Every line of the data that contains the string "θεματική" must be copied.

- Task input:
■ ■ ■

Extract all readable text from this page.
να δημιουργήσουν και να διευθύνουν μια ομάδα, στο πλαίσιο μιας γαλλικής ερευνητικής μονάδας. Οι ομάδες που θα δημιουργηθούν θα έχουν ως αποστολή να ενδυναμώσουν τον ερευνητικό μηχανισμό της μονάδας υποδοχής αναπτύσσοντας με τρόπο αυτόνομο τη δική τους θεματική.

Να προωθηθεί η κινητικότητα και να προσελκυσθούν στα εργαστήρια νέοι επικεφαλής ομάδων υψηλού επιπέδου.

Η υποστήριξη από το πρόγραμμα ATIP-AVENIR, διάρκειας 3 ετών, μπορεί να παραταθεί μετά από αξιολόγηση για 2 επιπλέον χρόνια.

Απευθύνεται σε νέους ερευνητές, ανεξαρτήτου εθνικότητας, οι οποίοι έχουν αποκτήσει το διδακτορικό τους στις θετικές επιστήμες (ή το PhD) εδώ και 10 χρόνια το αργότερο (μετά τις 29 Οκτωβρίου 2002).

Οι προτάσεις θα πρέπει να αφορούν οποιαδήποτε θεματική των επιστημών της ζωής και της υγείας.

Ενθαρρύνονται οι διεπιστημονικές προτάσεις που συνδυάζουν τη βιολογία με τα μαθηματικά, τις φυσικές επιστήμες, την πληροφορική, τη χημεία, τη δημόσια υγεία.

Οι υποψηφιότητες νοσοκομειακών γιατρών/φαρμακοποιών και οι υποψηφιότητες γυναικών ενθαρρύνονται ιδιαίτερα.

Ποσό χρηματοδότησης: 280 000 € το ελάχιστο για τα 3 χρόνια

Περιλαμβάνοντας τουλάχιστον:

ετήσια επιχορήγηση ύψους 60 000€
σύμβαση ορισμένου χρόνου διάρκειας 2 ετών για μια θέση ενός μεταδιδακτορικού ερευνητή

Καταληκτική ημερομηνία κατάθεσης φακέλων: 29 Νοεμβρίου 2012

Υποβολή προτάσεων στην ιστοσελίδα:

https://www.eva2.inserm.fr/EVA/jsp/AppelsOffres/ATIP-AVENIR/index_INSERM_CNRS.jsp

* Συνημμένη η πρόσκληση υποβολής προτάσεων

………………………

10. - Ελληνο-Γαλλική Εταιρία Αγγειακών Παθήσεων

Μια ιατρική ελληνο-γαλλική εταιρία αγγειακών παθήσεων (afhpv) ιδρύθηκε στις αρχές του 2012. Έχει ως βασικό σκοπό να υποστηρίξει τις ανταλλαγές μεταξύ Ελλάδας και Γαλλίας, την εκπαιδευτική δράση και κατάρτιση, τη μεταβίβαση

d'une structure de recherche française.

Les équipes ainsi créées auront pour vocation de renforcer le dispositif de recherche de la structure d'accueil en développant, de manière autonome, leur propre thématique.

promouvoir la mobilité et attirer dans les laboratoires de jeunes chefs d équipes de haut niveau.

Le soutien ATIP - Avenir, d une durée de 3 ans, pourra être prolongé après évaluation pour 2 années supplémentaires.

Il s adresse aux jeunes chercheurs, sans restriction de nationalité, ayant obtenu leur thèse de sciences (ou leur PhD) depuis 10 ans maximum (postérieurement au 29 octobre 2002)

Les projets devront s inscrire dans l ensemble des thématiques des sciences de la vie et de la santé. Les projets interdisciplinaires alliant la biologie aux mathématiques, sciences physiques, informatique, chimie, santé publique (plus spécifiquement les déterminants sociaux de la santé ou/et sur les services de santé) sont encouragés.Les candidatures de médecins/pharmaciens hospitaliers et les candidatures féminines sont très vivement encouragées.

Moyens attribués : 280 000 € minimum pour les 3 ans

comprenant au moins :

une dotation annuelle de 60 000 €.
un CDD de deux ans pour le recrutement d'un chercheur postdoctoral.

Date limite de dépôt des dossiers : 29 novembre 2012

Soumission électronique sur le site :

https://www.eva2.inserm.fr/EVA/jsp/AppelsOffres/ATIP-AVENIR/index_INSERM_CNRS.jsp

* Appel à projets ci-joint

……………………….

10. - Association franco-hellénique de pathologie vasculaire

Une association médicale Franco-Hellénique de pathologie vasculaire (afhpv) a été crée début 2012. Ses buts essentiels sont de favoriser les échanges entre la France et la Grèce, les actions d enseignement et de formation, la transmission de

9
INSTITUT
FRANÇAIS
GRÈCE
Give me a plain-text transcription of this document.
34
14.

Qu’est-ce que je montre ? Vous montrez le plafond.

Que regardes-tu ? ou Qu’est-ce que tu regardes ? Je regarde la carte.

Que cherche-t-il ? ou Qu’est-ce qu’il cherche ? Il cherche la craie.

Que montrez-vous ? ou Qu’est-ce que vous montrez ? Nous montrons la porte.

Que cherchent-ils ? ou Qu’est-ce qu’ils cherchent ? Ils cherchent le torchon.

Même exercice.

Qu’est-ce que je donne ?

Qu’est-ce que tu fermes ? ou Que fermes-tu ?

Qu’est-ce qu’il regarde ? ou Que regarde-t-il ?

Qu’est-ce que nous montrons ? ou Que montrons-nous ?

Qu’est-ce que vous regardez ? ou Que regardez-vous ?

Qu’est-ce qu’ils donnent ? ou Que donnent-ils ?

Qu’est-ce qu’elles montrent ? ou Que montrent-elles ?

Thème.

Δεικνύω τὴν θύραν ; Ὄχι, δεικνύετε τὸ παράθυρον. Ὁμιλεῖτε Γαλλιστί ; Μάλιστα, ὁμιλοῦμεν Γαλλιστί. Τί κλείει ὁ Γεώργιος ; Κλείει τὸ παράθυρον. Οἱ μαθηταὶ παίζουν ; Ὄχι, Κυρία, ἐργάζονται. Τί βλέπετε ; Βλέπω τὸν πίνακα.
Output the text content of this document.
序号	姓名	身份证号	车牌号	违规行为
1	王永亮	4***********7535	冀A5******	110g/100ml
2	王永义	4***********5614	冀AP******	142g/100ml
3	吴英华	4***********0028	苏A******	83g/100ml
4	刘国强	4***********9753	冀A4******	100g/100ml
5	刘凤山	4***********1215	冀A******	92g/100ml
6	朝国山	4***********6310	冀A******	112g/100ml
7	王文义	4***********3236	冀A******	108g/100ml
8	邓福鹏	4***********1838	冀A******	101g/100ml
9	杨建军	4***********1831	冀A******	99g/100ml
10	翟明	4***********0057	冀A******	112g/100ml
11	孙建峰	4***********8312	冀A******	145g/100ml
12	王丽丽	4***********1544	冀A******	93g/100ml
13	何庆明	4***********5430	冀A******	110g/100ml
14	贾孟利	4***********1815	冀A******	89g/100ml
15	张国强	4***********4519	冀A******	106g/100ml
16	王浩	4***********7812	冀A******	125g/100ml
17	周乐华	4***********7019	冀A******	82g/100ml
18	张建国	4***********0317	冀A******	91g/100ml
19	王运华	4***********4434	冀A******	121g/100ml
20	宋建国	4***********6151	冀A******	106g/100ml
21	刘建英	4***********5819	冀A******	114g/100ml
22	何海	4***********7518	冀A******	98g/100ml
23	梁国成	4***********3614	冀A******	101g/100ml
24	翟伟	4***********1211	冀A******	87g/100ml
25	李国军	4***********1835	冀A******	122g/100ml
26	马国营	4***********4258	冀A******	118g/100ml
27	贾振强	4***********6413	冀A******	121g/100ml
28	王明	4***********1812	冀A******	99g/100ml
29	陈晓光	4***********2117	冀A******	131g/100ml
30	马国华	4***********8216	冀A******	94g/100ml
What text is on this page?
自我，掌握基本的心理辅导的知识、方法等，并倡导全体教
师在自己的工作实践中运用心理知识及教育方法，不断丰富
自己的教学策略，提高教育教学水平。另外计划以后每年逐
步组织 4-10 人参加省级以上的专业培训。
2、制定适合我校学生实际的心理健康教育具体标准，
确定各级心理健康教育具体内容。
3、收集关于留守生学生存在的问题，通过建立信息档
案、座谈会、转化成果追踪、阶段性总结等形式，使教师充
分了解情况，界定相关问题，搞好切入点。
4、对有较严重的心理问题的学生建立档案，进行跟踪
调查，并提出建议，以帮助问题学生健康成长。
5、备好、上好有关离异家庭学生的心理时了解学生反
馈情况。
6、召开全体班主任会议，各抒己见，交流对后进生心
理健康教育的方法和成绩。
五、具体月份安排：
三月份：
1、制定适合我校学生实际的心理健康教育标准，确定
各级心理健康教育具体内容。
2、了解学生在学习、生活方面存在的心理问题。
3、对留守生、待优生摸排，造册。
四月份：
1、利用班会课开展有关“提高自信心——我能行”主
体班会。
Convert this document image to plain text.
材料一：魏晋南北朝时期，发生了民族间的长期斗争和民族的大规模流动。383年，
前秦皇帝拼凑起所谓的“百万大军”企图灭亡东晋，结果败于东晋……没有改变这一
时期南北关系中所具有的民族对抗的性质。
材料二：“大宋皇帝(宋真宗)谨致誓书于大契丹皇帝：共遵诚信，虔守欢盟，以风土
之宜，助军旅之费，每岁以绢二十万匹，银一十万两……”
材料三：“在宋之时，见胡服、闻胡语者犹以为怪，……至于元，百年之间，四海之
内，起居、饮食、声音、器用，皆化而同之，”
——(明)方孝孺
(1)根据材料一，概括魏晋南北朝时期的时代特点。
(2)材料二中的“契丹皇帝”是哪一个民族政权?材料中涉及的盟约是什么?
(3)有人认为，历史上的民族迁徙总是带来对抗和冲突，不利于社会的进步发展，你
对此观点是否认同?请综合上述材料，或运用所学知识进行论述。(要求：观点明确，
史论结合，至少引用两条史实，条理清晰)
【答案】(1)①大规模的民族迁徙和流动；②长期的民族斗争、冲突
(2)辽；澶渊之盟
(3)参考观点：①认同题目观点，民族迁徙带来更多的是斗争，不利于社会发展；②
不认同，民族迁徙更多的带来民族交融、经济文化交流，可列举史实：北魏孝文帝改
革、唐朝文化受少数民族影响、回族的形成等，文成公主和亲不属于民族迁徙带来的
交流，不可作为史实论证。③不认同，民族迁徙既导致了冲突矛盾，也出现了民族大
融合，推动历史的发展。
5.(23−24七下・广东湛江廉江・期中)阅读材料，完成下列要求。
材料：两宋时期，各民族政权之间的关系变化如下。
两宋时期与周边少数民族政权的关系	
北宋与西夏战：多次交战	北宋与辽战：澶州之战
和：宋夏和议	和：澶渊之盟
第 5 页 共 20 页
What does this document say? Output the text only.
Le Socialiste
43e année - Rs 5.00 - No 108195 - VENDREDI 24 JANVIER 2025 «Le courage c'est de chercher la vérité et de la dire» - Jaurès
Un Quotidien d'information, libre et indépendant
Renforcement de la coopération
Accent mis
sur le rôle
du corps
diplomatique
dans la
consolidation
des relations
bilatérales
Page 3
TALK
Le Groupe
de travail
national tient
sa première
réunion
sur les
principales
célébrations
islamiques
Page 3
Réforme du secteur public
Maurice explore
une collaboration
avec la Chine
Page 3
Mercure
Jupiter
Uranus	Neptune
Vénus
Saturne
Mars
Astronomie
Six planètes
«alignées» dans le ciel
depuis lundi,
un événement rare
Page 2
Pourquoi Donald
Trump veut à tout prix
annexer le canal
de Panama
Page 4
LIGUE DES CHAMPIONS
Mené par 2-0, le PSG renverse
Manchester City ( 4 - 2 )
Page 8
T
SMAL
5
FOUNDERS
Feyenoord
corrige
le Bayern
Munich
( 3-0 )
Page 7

■ ■ ■

- Task response:
να δημιουργήσουν και να διευθύνουν μια ομάδα, στο πλαίσιο μιας γαλλικής ερευνητικής μονάδας. Οι ομάδες που θα δημιουργηθούν θα έχουν ως αποστολή να ενδυναμώσουν τον ερευνητικό μηχανισμό της μονάδας υποδοχής αναπτύσσοντας με τρόπο αυτόνομο τη δική τους θεματική.
Οι προτάσεις θα πρέπει να αφορούν οποιαδήποτε θεματική των επιστημών της ζωής και της υγείας.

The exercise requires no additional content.